Repeat every entry in the listing below, exactly.

-- begin Extracted data --

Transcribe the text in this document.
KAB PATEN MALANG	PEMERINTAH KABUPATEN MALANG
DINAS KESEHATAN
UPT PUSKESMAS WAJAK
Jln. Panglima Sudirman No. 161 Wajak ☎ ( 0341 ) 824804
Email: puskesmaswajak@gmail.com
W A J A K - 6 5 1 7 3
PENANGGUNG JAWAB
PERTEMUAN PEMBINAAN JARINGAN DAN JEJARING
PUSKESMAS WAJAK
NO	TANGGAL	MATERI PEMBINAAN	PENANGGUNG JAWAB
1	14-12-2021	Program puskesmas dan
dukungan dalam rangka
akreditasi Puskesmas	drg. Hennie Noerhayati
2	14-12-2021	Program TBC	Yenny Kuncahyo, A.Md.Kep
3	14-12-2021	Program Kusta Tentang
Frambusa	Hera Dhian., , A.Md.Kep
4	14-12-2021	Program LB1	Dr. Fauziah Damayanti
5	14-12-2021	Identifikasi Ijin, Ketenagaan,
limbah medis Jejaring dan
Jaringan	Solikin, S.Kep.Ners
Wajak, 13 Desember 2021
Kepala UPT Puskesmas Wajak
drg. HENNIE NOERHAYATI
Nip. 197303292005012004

-- end Extracted data --

◆ Correct answer:
Transcribe the text in this document.
KAB PATEN MALANG	PEMERINTAH KABUPATEN MALANG
DINAS KESEHATAN
UPT PUSKESMAS WAJAK
Jln. Panglima Sudirman No. 161 Wajak ☎ ( 0341 ) 824804
Email: puskesmaswajak@gmail.com
W A J A K - 6 5 1 7 3
PENANGGUNG JAWAB
PERTEMUAN PEMBINAAN JARINGAN DAN JEJARING
PUSKESMAS WAJAK
NO	TANGGAL	MATERI PEMBINAAN	PENANGGUNG JAWAB
1	14-12-2021	Program puskesmas dan
dukungan dalam rangka
akreditasi Puskesmas	drg. Hennie Noerhayati
2	14-12-2021	Program TBC	Yenny Kuncahyo, A.Md.Kep
3	14-12-2021	Program Kusta Tentang
Frambusa	Hera Dhian., , A.Md.Kep
4	14-12-2021	Program LB1	Dr. Fauziah Damayanti
5	14-12-2021	Identifikasi Ijin, Ketenagaan,
limbah medis Jejaring dan
Jaringan	Solikin, S.Kep.Ners
Wajak, 13 Desember 2021
Kepala UPT Puskesmas Wajak
drg. HENNIE NOERHAYATI
Nip. 197303292005012004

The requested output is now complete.